Gather, from the data below, each line in which the word "setting" occurs.

▶ Items
╭──

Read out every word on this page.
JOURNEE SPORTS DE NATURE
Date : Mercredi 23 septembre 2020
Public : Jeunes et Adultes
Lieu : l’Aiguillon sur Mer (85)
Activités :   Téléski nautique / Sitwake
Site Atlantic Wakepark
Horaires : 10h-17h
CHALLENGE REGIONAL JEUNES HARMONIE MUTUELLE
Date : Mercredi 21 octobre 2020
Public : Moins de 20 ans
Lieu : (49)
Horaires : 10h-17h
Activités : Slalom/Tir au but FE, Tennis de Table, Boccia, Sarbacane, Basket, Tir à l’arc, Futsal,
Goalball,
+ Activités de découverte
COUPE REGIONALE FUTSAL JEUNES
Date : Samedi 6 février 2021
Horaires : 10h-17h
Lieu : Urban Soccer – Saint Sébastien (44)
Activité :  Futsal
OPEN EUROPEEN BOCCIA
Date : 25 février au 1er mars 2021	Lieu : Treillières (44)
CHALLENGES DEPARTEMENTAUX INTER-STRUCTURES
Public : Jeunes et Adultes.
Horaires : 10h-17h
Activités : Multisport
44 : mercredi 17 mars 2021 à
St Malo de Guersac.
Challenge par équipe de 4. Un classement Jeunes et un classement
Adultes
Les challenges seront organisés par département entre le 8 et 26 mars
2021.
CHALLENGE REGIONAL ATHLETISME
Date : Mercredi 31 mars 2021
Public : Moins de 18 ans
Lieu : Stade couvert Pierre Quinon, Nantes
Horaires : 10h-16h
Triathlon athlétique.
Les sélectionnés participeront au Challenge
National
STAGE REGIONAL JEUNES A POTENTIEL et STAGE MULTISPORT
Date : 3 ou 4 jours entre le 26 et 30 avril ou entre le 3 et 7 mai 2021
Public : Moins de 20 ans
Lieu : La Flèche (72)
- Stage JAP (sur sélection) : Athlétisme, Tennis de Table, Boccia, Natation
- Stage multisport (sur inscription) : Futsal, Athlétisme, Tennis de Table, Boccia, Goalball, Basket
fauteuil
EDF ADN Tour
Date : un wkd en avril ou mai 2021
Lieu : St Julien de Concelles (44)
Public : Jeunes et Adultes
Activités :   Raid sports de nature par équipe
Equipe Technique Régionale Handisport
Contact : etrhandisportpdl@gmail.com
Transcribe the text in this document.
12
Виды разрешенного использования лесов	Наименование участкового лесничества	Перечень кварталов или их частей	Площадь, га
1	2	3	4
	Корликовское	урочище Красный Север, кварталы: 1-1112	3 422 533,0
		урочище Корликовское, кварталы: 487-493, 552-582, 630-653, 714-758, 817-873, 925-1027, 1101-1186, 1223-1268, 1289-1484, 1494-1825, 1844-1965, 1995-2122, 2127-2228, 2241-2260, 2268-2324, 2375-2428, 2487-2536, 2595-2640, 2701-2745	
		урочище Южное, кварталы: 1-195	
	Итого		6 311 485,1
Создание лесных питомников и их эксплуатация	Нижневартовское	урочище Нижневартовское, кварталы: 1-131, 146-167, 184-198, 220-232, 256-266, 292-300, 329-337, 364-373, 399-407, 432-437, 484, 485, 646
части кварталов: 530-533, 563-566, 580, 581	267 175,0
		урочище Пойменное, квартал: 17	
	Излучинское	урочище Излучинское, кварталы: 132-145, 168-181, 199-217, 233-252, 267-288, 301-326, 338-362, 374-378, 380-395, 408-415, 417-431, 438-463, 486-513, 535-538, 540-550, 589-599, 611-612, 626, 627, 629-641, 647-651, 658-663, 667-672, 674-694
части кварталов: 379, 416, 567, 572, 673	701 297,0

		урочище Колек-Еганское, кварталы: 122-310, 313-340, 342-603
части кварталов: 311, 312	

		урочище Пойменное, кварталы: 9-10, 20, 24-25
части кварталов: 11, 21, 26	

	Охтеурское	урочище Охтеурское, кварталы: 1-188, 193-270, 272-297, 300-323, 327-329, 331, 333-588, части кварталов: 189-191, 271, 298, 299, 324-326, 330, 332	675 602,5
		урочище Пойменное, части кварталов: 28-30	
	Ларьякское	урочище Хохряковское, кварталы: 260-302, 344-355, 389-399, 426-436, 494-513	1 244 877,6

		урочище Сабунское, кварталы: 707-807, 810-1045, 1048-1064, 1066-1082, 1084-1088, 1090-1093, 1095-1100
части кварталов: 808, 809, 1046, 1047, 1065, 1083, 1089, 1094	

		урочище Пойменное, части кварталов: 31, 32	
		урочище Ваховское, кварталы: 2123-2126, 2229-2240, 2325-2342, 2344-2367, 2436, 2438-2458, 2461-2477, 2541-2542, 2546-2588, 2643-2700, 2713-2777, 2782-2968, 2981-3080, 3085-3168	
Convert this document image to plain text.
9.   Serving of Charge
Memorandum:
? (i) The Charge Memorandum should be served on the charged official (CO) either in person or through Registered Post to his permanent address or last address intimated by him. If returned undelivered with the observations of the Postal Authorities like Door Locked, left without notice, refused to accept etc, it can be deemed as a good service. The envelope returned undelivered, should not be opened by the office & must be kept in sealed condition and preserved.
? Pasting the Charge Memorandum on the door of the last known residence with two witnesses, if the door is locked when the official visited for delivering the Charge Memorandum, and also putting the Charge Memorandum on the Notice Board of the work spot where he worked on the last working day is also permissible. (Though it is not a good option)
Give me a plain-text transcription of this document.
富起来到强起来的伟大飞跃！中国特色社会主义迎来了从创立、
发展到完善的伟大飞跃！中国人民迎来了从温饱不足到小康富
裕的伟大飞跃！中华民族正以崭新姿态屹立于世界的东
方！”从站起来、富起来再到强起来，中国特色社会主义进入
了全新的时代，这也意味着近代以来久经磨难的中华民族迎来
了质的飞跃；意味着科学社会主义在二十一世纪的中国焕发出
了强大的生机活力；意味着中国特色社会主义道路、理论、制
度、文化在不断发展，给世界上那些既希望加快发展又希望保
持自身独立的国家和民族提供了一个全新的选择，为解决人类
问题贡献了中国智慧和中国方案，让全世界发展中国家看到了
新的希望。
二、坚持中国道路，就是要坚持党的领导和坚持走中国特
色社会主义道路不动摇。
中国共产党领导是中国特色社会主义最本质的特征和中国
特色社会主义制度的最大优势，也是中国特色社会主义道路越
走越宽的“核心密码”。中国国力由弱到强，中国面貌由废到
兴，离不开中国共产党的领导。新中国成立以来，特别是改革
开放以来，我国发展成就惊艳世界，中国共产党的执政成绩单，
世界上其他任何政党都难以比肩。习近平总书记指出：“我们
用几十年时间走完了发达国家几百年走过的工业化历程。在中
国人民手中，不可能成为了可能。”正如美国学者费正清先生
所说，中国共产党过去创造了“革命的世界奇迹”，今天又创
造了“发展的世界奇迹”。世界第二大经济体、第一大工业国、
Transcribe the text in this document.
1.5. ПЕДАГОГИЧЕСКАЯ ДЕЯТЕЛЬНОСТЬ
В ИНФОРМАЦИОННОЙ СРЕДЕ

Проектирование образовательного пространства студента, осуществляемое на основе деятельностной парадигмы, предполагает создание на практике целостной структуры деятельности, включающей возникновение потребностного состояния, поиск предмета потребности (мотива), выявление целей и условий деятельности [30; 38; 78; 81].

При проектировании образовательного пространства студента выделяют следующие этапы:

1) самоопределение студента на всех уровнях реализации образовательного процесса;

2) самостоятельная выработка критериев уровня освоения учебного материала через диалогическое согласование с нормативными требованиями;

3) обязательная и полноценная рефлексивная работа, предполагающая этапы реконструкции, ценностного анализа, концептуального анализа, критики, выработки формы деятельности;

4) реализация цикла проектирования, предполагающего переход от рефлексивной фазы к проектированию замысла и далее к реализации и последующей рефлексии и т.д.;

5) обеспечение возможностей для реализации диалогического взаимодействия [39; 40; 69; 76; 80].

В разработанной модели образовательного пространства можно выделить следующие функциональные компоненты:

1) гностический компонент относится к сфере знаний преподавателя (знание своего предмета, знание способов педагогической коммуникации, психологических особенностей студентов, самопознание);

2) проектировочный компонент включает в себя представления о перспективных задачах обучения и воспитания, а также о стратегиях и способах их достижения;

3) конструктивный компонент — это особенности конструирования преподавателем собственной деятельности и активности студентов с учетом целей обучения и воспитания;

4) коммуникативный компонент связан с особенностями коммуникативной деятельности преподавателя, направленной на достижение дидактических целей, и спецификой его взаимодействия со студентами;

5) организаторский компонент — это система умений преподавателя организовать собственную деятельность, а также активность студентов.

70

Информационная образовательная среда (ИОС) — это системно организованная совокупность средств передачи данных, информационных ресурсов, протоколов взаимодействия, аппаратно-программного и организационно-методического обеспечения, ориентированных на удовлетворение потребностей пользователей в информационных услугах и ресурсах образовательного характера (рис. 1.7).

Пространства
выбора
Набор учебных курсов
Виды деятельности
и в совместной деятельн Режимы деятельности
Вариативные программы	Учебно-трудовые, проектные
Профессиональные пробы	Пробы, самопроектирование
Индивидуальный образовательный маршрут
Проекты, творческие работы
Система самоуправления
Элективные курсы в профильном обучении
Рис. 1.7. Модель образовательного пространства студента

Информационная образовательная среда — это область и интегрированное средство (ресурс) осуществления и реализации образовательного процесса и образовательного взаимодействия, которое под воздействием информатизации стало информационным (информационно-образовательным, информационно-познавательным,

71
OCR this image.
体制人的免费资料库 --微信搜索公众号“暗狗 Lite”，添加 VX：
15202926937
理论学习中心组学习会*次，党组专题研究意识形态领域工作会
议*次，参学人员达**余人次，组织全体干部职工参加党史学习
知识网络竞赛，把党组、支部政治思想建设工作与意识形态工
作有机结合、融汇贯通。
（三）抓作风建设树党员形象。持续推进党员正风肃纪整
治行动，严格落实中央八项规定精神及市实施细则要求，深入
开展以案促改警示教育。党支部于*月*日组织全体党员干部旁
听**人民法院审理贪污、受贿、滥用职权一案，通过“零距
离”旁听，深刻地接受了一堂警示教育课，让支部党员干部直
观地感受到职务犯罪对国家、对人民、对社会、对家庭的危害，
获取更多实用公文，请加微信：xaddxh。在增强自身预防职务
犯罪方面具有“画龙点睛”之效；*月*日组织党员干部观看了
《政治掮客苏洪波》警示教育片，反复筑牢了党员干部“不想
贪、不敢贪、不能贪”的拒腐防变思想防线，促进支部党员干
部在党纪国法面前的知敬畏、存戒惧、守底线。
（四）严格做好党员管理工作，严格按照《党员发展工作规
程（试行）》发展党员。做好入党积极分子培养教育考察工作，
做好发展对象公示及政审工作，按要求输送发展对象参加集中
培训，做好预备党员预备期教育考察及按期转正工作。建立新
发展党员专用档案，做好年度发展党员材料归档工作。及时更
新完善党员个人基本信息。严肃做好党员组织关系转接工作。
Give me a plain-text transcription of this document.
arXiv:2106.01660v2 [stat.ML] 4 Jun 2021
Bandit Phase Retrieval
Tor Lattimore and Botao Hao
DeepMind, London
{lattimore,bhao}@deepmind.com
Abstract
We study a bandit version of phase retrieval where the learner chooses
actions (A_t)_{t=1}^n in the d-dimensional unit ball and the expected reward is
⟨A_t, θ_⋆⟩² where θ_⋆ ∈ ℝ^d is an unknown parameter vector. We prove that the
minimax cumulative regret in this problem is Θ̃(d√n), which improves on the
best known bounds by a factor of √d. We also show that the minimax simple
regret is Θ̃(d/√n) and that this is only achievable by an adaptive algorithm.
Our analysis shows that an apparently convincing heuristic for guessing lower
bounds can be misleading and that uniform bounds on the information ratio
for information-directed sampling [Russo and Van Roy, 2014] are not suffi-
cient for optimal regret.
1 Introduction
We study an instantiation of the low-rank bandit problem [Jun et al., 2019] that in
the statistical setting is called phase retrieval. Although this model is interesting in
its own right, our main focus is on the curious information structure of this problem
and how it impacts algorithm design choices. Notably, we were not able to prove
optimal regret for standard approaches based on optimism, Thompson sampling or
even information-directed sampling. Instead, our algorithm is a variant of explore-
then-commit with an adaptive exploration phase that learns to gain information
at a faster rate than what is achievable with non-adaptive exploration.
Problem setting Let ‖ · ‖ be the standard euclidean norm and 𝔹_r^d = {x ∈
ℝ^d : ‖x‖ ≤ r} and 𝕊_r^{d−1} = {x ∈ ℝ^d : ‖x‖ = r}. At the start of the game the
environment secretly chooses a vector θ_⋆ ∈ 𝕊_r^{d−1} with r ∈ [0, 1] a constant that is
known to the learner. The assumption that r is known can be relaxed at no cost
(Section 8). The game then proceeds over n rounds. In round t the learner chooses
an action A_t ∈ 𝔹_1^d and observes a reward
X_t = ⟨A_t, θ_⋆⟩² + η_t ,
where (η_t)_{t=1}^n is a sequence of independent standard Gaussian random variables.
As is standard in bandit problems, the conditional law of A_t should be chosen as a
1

╰──

▶ The response
the statistical setting is called phase retrieval. Although this model is interesting in
Problem setting Let ‖ · ‖ be the standard euclidean norm and 𝔹_r^d = {x ∈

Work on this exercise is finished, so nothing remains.